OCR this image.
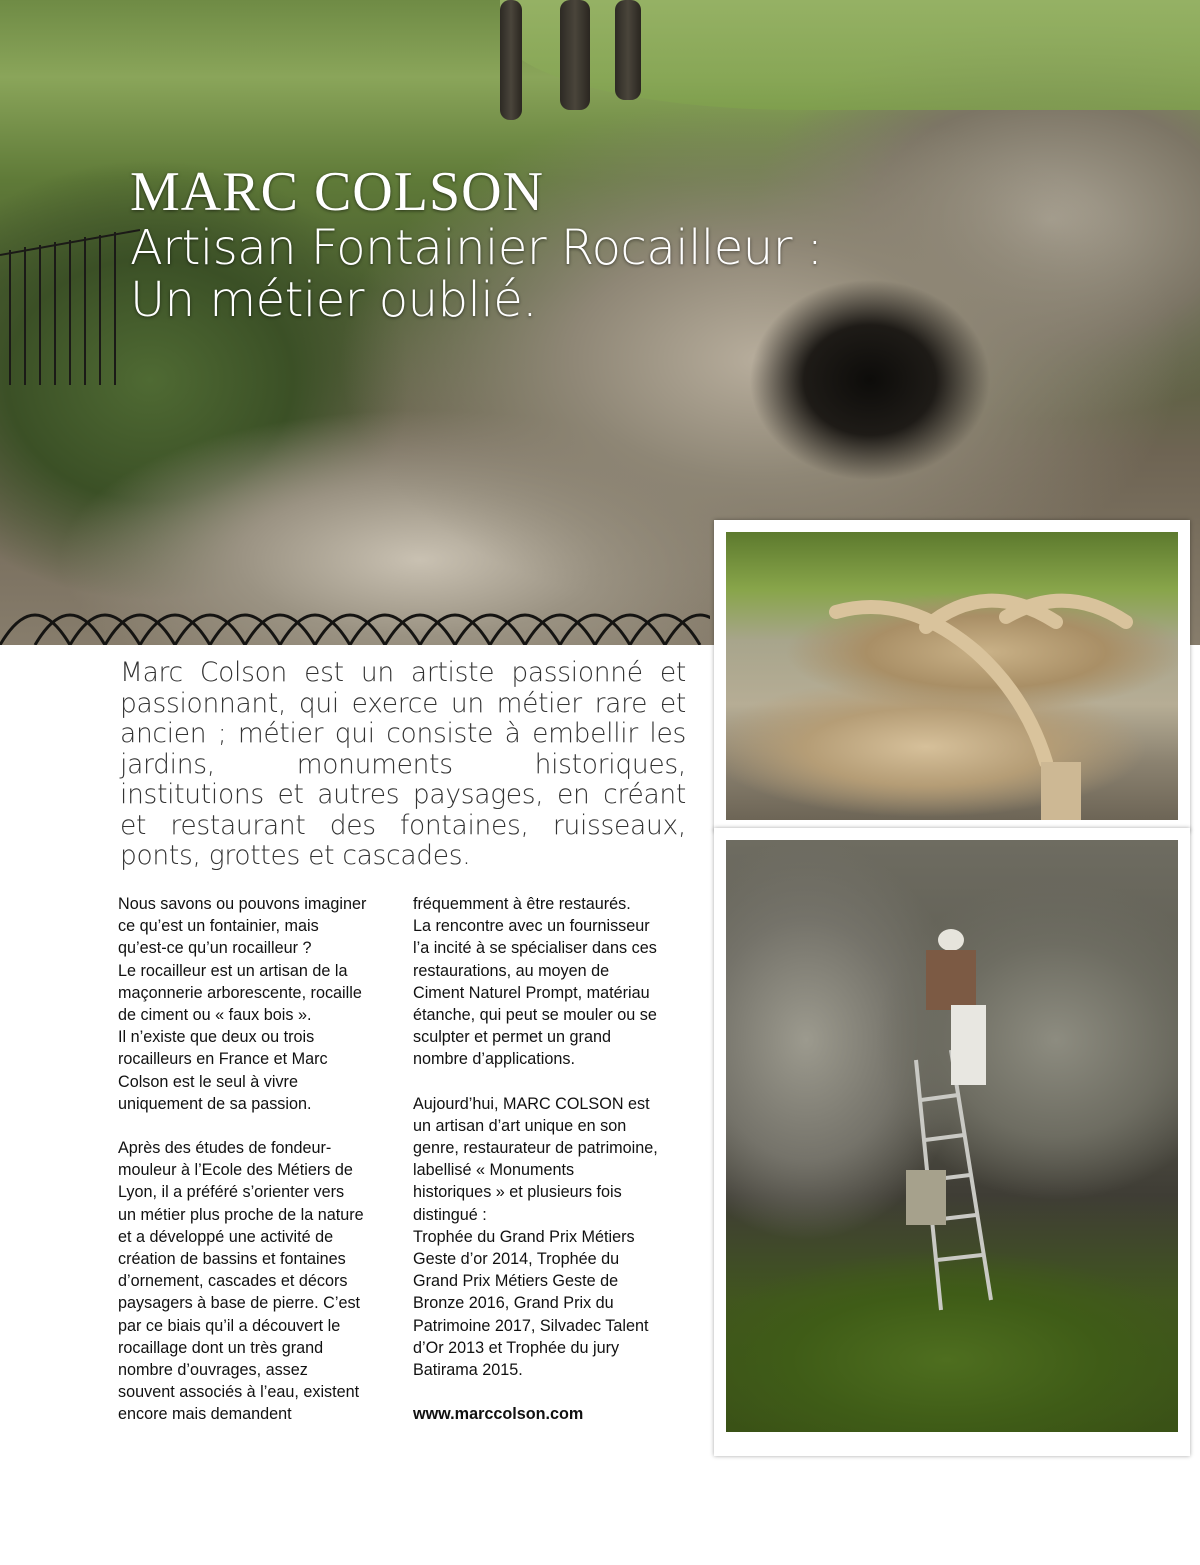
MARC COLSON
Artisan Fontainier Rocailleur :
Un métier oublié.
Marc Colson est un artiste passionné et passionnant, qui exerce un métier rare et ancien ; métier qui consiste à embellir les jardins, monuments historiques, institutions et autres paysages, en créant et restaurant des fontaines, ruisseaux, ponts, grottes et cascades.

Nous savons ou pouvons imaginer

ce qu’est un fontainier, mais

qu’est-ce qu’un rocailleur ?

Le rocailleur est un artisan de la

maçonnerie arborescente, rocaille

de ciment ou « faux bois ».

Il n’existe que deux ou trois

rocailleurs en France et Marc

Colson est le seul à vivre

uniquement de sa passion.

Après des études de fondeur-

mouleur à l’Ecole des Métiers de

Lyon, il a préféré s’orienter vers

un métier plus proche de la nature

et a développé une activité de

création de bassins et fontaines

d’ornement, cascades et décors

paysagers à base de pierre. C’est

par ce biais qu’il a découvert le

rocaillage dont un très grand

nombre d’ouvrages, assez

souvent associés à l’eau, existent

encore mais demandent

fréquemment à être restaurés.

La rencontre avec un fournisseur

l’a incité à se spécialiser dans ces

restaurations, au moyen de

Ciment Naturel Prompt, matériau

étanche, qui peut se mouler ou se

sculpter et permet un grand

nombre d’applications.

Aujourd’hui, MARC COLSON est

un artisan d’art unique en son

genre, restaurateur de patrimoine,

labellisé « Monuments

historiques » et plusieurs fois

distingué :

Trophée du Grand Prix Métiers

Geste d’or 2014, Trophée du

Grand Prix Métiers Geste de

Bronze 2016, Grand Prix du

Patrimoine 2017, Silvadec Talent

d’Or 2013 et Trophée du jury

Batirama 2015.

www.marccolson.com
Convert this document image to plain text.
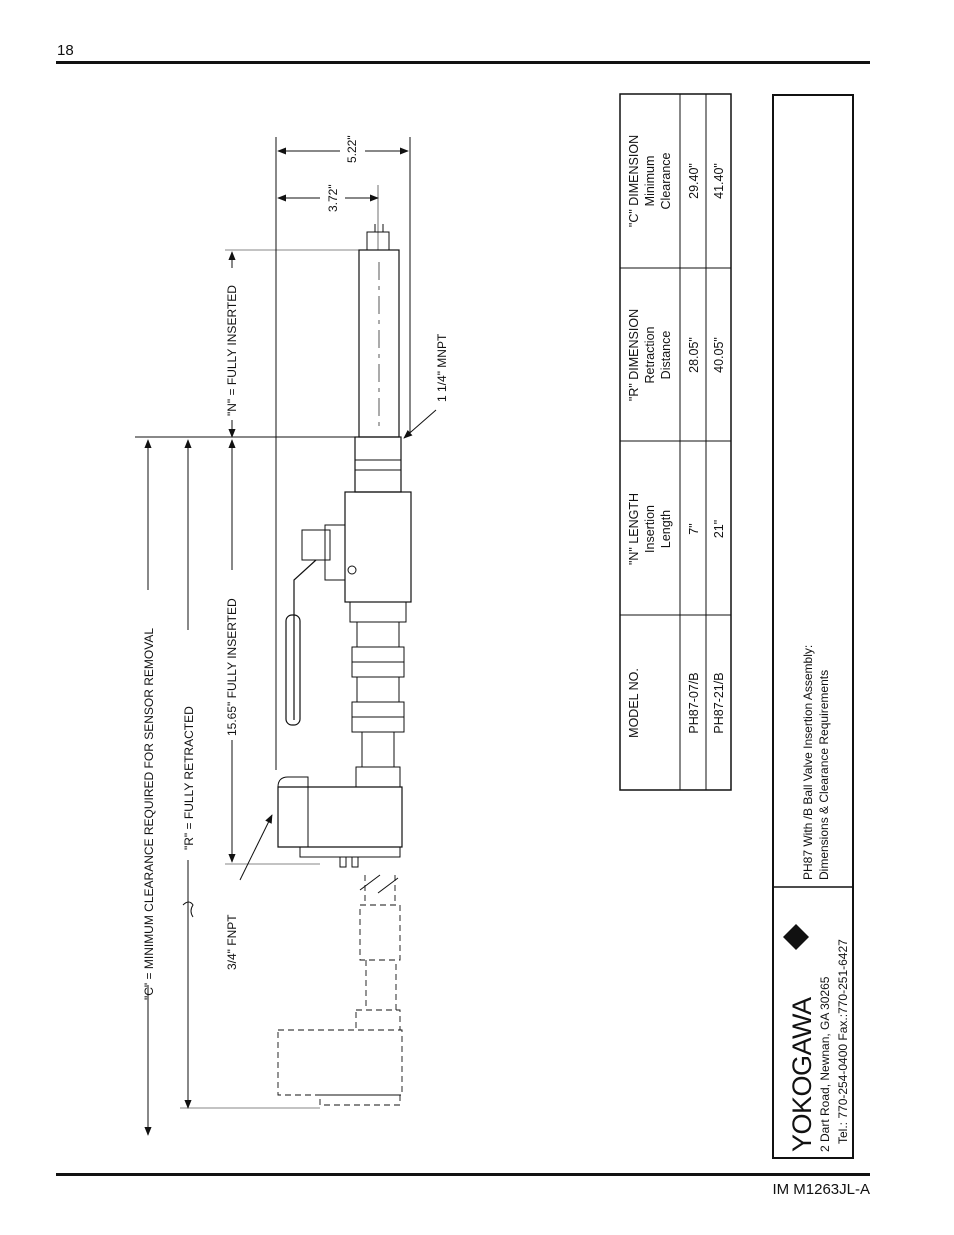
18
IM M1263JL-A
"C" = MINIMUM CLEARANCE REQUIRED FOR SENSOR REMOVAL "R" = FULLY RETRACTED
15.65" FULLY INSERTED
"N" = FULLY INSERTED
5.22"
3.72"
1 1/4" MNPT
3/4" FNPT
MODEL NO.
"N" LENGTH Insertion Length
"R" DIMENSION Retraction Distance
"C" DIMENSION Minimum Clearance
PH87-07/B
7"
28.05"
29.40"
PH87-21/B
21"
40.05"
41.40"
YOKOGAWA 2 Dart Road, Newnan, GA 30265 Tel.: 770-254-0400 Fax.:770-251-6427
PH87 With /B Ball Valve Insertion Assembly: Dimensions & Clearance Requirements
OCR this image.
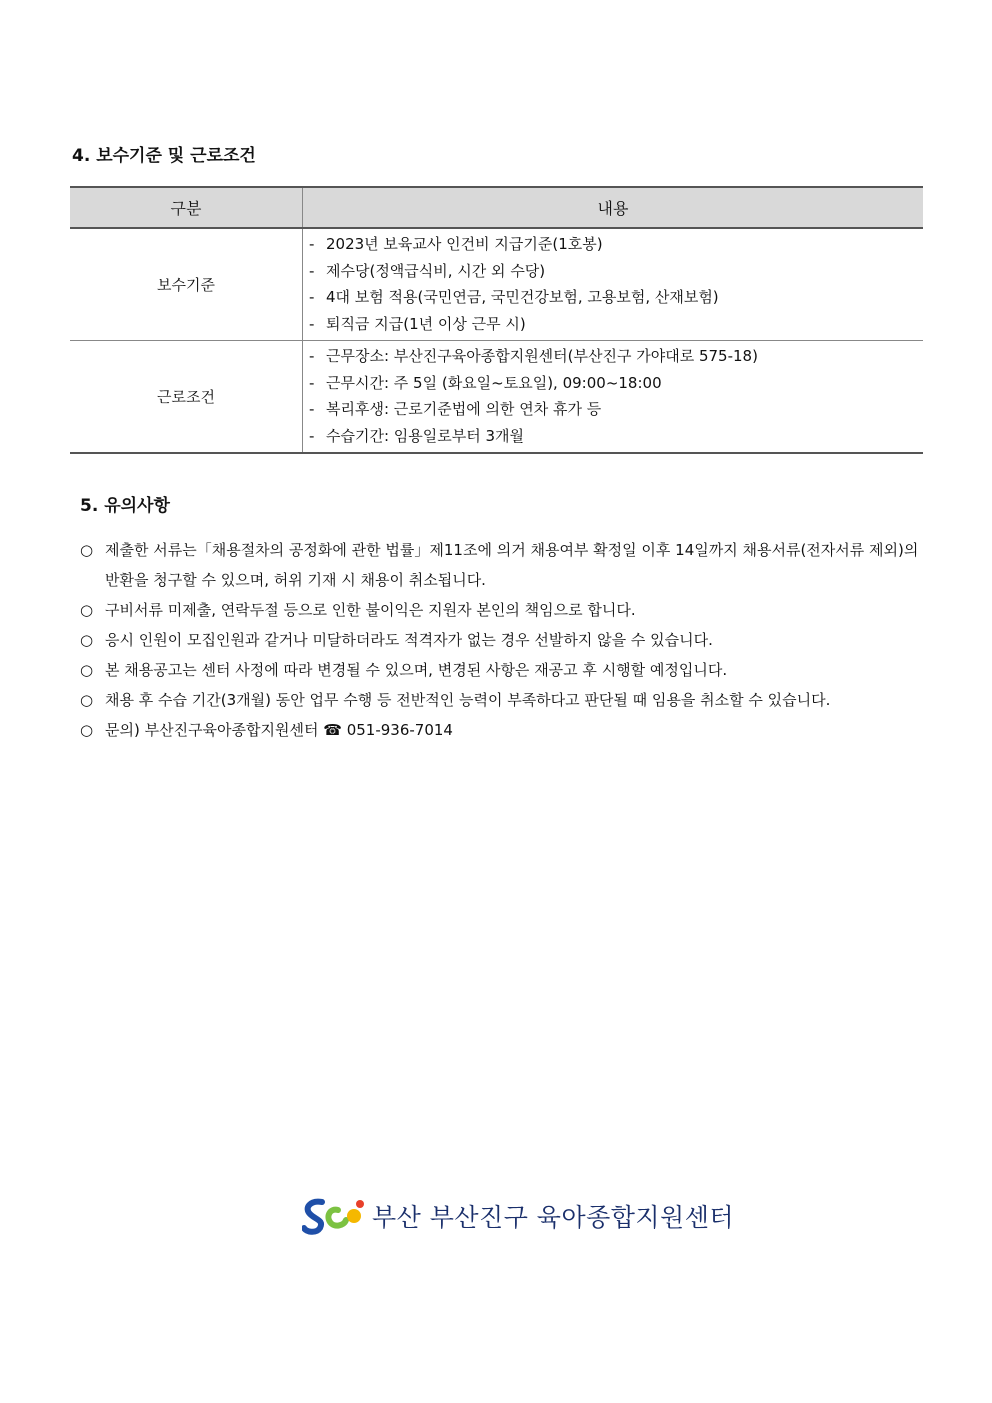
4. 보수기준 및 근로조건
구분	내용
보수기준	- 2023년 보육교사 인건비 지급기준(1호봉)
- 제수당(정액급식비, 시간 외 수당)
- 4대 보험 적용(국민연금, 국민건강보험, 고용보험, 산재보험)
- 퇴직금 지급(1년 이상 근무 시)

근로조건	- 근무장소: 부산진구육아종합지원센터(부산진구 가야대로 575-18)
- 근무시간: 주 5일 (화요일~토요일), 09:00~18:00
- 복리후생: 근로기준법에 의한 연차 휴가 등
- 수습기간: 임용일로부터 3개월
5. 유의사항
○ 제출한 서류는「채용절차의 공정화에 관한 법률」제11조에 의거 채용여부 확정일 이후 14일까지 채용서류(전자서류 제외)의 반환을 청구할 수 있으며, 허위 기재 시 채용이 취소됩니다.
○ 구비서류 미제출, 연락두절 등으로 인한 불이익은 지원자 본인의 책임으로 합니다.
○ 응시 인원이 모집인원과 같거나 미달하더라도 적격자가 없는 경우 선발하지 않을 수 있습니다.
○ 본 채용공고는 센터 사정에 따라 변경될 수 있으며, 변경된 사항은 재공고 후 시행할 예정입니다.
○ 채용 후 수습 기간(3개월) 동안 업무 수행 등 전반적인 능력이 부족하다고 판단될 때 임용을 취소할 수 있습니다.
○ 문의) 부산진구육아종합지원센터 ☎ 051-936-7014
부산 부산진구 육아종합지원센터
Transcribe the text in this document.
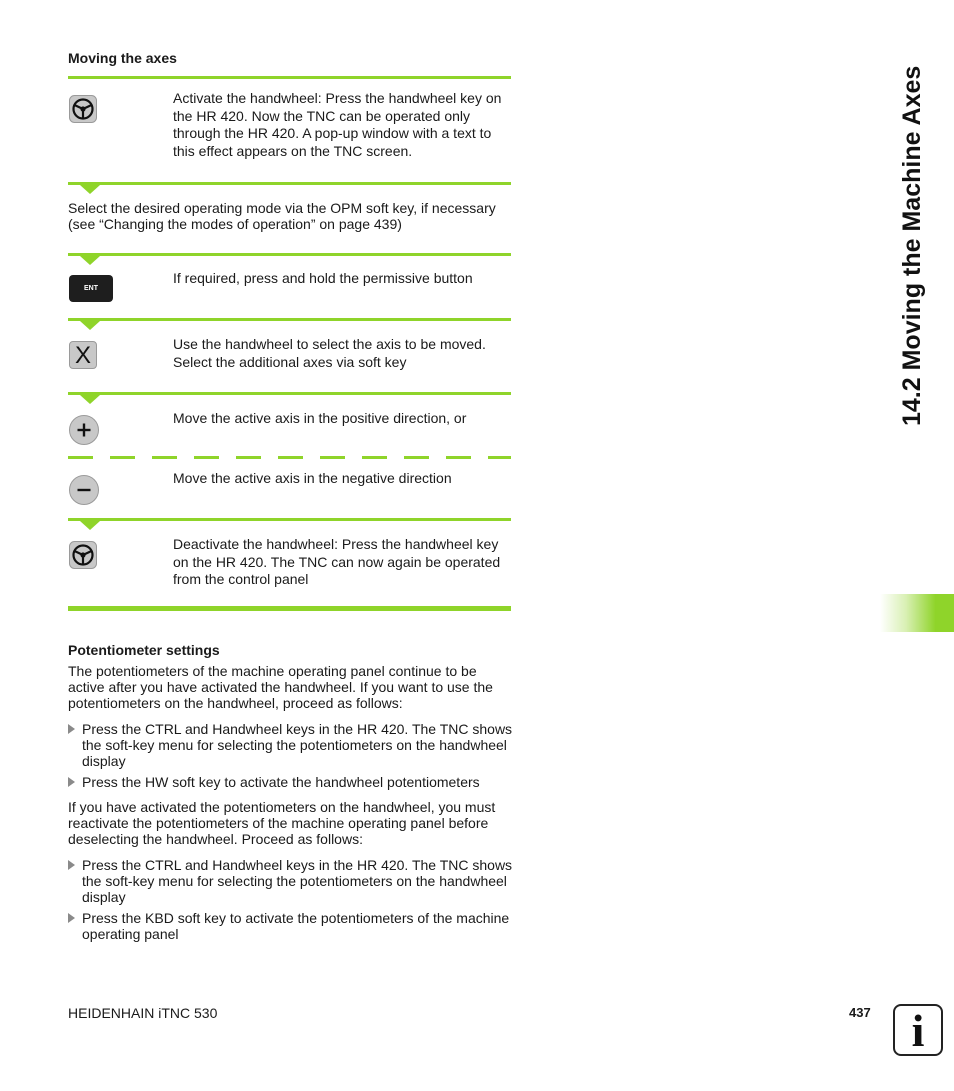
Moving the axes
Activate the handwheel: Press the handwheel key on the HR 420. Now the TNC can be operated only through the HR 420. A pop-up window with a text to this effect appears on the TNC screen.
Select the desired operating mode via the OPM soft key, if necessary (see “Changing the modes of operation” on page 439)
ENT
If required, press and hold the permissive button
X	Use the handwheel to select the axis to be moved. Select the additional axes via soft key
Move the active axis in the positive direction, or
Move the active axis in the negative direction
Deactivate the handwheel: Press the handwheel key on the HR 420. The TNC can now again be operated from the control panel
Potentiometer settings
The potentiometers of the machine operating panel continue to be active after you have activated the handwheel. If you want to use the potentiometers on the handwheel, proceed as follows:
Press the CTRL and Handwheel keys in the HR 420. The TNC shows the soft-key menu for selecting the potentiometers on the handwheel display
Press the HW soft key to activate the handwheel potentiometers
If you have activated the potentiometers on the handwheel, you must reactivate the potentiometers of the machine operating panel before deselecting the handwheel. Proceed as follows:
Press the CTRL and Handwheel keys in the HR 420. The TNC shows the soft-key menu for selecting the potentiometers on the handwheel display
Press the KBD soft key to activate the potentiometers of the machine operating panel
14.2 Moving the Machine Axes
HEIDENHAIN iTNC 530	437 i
————————
> Do this
Reproduce every line exactly and omit all pictures.

> Answer below
OCR this image.
MARC COLSON
Artisan Fontainier Rocailleur :
Un métier oublié.
Marc Colson est un artiste passionné et passionnant, qui exerce un métier rare et ancien ; métier qui consiste à embellir les jardins, monuments historiques, institutions et autres paysages, en créant et restaurant des fontaines, ruisseaux, ponts, grottes et cascades.

Nous savons ou pouvons imaginer

ce qu’est un fontainier, mais

qu’est-ce qu’un rocailleur ?

Le rocailleur est un artisan de la

maçonnerie arborescente, rocaille

de ciment ou « faux bois ».

Il n’existe que deux ou trois

rocailleurs en France et Marc

Colson est le seul à vivre

uniquement de sa passion.

Après des études de fondeur-

mouleur à l’Ecole des Métiers de

Lyon, il a préféré s’orienter vers

un métier plus proche de la nature

et a développé une activité de

création de bassins et fontaines

d’ornement, cascades et décors

paysagers à base de pierre. C’est

par ce biais qu’il a découvert le

rocaillage dont un très grand

nombre d’ouvrages, assez

souvent associés à l’eau, existent

encore mais demandent

fréquemment à être restaurés.

La rencontre avec un fournisseur

l’a incité à se spécialiser dans ces

restaurations, au moyen de

Ciment Naturel Prompt, matériau

étanche, qui peut se mouler ou se

sculpter et permet un grand

nombre d’applications.

Aujourd’hui, MARC COLSON est

un artisan d’art unique en son

genre, restaurateur de patrimoine,

labellisé « Monuments

historiques » et plusieurs fois

distingué :

Trophée du Grand Prix Métiers

Geste d’or 2014, Trophée du

Grand Prix Métiers Geste de

Bronze 2016, Grand Prix du

Patrimoine 2017, Silvadec Talent

d’Or 2013 et Trophée du jury

Batirama 2015.

www.marccolson.com
Convert this document image to plain text.
18
IM M1263JL-A
"C" = MINIMUM CLEARANCE REQUIRED FOR SENSOR REMOVAL "R" = FULLY RETRACTED
15.65" FULLY INSERTED
"N" = FULLY INSERTED
5.22"
3.72"
1 1/4" MNPT
3/4" FNPT
MODEL NO.
"N" LENGTH Insertion Length
"R" DIMENSION Retraction Distance
"C" DIMENSION Minimum Clearance
PH87-07/B
7"
28.05"
29.40"
PH87-21/B
21"
40.05"
41.40"
YOKOGAWA 2 Dart Road, Newnan, GA 30265 Tel.: 770-254-0400 Fax.:770-251-6427
PH87 With /B Ball Valve Insertion Assembly: Dimensions & Clearance Requirements
OCR this image.
4. 보수기준 및 근로조건
구분	내용
보수기준	- 2023년 보육교사 인건비 지급기준(1호봉)
- 제수당(정액급식비, 시간 외 수당)
- 4대 보험 적용(국민연금, 국민건강보험, 고용보험, 산재보험)
- 퇴직금 지급(1년 이상 근무 시)

근로조건	- 근무장소: 부산진구육아종합지원센터(부산진구 가야대로 575-18)
- 근무시간: 주 5일 (화요일~토요일), 09:00~18:00
- 복리후생: 근로기준법에 의한 연차 휴가 등
- 수습기간: 임용일로부터 3개월
5. 유의사항
○ 제출한 서류는「채용절차의 공정화에 관한 법률」제11조에 의거 채용여부 확정일 이후 14일까지 채용서류(전자서류 제외)의 반환을 청구할 수 있으며, 허위 기재 시 채용이 취소됩니다.
○ 구비서류 미제출, 연락두절 등으로 인한 불이익은 지원자 본인의 책임으로 합니다.
○ 응시 인원이 모집인원과 같거나 미달하더라도 적격자가 없는 경우 선발하지 않을 수 있습니다.
○ 본 채용공고는 센터 사정에 따라 변경될 수 있으며, 변경된 사항은 재공고 후 시행할 예정입니다.
○ 채용 후 수습 기간(3개월) 동안 업무 수행 등 전반적인 능력이 부족하다고 판단될 때 임용을 취소할 수 있습니다.
○ 문의) 부산진구육아종합지원센터 ☎ 051-936-7014
부산 부산진구 육아종합지원센터
Transcribe the text in this document.
Moving the axes
Activate the handwheel: Press the handwheel key on the HR 420. Now the TNC can be operated only through the HR 420. A pop-up window with a text to this effect appears on the TNC screen.
Select the desired operating mode via the OPM soft key, if necessary (see “Changing the modes of operation” on page 439)
ENT
If required, press and hold the permissive button
X	Use the handwheel to select the axis to be moved. Select the additional axes via soft key
Move the active axis in the positive direction, or
Move the active axis in the negative direction
Deactivate the handwheel: Press the handwheel key on the HR 420. The TNC can now again be operated from the control panel
Potentiometer settings
The potentiometers of the machine operating panel continue to be active after you have activated the handwheel. If you want to use the potentiometers on the handwheel, proceed as follows:
Press the CTRL and Handwheel keys in the HR 420. The TNC shows the soft-key menu for selecting the potentiometers on the handwheel display
Press the HW soft key to activate the handwheel potentiometers
If you have activated the potentiometers on the handwheel, you must reactivate the potentiometers of the machine operating panel before deselecting the handwheel. Proceed as follows:
Press the CTRL and Handwheel keys in the HR 420. The TNC shows the soft-key menu for selecting the potentiometers on the handwheel display
Press the KBD soft key to activate the potentiometers of the machine operating panel
14.2 Moving the Machine Axes
HEIDENHAIN iTNC 530	437 i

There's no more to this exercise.